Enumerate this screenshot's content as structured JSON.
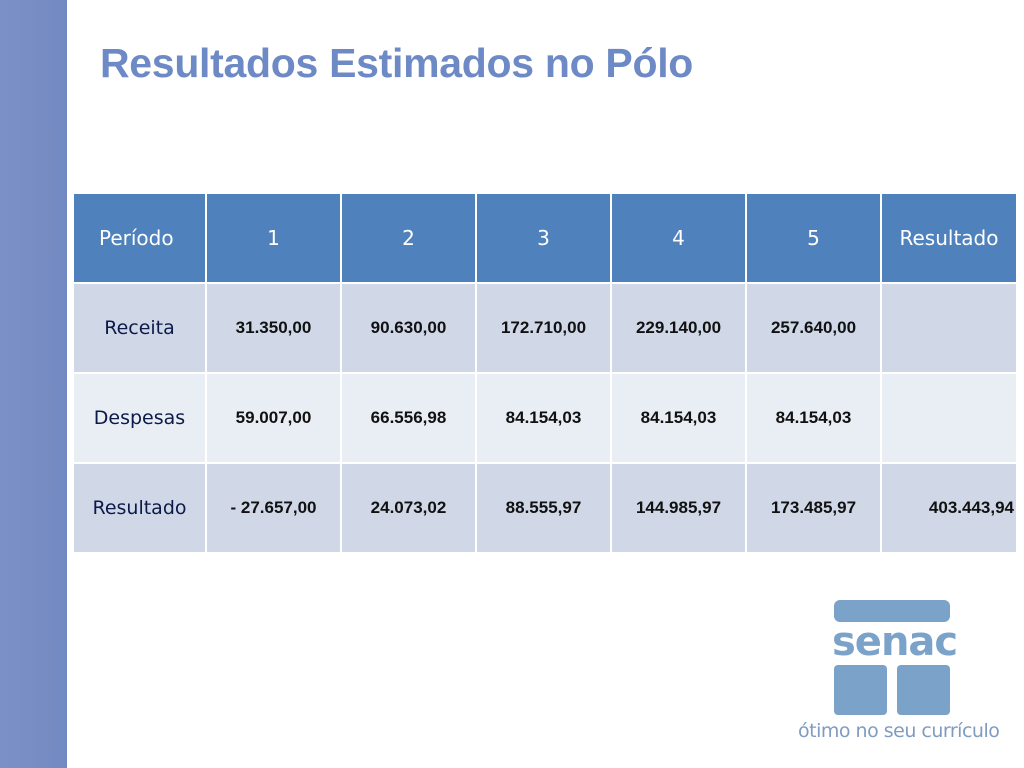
{
  "slide": {
    "title": "Resultados Estimados no Pólo"
  },
  "table": {
    "header": [
      "Período",
      "1",
      "2",
      "3",
      "4",
      "5",
      "Resultado"
    ],
    "rows": [
      {
        "label": "Receita",
        "values": [
          "31.350,00",
          "90.630,00",
          "172.710,00",
          "229.140,00",
          "257.640,00",
          ""
        ]
      },
      {
        "label": "Despesas",
        "values": [
          "59.007,00",
          "66.556,98",
          "84.154,03",
          "84.154,03",
          "84.154,03",
          ""
        ]
      },
      {
        "label": "Resultado",
        "values": [
          "- 27.657,00",
          "24.073,02",
          "88.555,97",
          "144.985,97",
          "173.485,97",
          "403.443,94"
        ]
      }
    ]
  },
  "logo": {
    "wordmark": "senac",
    "tagline": "ótimo no seu currículo"
  },
  "colors": {
    "header_bg": "#4f81bd",
    "row_odd": "#d0d8e8",
    "row_even": "#e9edf4",
    "title": "#6d8ac6",
    "negative": "#e8131b",
    "brand": "#7ba2c8"
  }
}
◇ ◇ ◇ ◇ ◇ ◇ ◇
■ Task goal: Only lines with the word "label" are wanted, so copy each one from the records.

■ Output of the exercise:
        "label": "Receita",
        "label": "Despesas",
        "label": "Resultado",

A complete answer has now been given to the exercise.